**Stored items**
>>>

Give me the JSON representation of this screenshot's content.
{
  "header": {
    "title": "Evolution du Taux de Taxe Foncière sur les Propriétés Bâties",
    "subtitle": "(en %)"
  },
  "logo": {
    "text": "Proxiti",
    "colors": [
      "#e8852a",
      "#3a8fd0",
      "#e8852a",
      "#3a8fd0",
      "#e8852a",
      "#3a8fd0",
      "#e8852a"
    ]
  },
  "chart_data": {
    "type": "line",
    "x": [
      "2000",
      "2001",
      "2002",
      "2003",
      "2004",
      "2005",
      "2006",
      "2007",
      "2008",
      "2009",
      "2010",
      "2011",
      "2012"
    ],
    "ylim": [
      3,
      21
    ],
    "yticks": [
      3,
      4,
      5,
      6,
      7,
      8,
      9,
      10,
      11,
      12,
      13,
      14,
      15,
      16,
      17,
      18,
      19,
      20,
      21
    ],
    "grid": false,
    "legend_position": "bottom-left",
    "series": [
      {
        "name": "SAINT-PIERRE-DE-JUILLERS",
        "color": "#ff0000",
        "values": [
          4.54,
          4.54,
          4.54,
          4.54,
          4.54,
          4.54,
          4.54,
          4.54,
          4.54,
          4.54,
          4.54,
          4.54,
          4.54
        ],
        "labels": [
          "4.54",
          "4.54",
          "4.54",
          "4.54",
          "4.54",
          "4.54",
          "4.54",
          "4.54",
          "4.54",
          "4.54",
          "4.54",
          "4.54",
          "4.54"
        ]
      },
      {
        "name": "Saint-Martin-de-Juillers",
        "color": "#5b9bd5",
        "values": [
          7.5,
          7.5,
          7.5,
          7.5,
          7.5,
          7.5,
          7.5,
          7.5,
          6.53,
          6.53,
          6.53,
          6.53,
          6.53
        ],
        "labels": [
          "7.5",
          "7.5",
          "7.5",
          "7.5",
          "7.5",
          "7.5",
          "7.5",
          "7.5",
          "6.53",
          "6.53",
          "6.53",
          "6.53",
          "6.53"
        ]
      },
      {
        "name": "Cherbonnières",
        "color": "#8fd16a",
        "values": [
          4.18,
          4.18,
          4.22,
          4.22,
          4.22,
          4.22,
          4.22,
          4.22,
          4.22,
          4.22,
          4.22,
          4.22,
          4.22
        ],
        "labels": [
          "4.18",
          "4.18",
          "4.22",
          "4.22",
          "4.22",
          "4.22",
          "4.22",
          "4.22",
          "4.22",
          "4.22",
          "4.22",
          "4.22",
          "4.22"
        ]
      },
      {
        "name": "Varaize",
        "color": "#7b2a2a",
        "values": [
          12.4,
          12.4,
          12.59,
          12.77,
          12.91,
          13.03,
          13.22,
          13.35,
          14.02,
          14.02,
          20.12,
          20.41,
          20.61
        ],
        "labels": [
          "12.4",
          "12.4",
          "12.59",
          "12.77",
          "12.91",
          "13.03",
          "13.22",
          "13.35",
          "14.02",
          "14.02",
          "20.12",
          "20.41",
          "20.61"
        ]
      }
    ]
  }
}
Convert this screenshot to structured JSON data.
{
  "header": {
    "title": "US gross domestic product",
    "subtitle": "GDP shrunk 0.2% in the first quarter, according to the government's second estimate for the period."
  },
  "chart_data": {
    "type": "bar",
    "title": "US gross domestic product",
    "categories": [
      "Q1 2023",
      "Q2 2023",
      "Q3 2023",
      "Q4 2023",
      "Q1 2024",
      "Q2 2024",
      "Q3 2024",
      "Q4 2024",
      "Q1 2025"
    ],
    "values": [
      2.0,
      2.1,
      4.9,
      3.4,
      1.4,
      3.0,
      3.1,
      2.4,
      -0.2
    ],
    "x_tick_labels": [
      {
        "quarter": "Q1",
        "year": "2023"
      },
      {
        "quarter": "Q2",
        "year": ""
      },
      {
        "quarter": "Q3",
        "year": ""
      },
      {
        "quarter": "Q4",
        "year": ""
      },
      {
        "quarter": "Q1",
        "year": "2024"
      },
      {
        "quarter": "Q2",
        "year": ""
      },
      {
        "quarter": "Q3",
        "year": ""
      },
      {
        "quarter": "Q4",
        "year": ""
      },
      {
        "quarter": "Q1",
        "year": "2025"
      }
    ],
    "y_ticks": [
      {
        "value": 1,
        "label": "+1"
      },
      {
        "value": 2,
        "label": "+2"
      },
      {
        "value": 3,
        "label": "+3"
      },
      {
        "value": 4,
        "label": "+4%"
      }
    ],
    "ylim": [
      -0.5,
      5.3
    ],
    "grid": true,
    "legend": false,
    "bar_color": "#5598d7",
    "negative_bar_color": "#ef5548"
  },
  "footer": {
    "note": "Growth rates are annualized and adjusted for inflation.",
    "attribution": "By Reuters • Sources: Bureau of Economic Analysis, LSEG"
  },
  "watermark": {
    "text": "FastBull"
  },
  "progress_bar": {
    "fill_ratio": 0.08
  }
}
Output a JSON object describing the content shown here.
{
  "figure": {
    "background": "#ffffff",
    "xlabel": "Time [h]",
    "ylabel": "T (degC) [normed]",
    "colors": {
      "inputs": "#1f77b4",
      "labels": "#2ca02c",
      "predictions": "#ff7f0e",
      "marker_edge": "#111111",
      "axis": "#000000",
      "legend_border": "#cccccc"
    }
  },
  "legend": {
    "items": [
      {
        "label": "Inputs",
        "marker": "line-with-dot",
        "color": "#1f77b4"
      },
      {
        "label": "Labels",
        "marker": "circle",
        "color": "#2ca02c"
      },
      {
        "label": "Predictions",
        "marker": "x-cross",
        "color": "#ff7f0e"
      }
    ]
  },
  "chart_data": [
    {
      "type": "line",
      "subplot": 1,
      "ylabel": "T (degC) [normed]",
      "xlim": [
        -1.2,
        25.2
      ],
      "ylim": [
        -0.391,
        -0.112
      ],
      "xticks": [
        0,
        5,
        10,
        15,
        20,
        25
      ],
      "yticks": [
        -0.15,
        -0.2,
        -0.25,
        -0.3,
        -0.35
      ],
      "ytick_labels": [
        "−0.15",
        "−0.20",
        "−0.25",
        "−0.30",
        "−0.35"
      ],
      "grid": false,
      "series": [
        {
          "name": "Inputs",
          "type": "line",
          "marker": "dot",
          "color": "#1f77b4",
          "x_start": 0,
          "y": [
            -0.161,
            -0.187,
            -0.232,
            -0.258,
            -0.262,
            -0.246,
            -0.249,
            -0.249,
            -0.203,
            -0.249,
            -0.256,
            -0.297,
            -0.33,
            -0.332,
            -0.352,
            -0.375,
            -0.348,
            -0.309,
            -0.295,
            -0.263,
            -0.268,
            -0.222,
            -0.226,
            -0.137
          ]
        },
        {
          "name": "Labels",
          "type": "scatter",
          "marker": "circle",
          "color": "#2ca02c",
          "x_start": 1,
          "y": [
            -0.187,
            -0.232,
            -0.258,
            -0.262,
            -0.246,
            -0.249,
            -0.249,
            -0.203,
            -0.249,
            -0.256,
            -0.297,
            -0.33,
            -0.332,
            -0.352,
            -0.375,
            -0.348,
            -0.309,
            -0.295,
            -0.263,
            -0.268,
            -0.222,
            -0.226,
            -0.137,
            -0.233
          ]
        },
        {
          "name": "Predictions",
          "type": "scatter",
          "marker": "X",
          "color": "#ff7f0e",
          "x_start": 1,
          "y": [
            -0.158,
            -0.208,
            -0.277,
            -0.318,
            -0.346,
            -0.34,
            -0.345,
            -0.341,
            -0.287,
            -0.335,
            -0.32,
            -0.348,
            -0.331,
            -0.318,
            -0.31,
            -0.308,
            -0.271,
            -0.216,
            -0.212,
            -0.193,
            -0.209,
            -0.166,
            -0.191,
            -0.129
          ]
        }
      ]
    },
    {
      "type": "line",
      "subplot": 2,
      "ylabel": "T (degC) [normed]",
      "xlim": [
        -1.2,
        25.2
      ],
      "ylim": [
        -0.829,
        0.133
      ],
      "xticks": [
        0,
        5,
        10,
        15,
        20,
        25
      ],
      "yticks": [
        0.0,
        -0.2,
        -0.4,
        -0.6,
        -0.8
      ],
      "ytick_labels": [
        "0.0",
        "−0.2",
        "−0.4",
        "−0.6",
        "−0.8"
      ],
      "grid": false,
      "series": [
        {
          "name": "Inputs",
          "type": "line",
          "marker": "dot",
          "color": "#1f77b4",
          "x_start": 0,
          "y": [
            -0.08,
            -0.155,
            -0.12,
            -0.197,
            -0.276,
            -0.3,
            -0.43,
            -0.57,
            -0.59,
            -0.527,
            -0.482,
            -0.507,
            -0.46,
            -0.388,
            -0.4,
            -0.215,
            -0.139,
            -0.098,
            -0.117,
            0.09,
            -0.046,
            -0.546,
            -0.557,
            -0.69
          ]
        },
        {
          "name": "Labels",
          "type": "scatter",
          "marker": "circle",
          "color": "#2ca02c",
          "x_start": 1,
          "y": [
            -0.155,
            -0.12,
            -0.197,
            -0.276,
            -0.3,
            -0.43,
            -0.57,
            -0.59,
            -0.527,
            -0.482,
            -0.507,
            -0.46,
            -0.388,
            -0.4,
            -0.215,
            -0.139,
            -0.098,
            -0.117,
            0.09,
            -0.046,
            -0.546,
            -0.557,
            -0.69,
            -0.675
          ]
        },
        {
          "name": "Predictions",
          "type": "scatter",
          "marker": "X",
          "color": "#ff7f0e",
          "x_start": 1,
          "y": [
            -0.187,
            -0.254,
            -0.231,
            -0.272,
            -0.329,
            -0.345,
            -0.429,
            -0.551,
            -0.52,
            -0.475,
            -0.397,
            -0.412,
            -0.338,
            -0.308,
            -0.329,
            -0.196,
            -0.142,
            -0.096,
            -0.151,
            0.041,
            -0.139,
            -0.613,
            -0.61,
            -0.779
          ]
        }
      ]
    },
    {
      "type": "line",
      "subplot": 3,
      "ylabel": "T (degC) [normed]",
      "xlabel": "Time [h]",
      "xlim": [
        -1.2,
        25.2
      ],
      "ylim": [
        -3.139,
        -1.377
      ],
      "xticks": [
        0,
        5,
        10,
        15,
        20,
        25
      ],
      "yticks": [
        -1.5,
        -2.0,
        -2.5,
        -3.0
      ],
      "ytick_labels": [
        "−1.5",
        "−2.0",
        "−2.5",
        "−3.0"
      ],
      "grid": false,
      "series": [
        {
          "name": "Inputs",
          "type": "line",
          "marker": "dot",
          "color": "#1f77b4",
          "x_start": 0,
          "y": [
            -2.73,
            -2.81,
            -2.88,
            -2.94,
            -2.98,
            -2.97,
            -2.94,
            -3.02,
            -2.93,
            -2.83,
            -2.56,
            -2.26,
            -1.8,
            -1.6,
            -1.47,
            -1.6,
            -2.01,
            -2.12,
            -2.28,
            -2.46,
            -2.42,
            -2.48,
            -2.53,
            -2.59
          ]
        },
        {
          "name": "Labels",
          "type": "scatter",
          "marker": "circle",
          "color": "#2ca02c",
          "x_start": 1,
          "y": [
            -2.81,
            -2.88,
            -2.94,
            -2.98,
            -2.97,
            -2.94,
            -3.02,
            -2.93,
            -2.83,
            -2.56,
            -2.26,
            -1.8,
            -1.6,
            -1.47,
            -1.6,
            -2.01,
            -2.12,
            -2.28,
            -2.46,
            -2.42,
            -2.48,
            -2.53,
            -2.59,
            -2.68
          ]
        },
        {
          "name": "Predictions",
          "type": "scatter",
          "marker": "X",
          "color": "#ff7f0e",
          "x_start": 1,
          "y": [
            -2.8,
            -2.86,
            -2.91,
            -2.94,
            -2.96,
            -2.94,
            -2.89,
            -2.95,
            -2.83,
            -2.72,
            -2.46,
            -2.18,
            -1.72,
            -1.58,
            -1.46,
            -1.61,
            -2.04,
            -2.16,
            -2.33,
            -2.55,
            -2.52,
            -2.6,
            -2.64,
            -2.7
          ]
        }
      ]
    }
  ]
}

<<<

From the listing above, pick out each line where the word "JSON" appears.

Give me the JSON representation of this screenshot's content.
Convert this screenshot to structured JSON data.
Output a JSON object describing the content shown here.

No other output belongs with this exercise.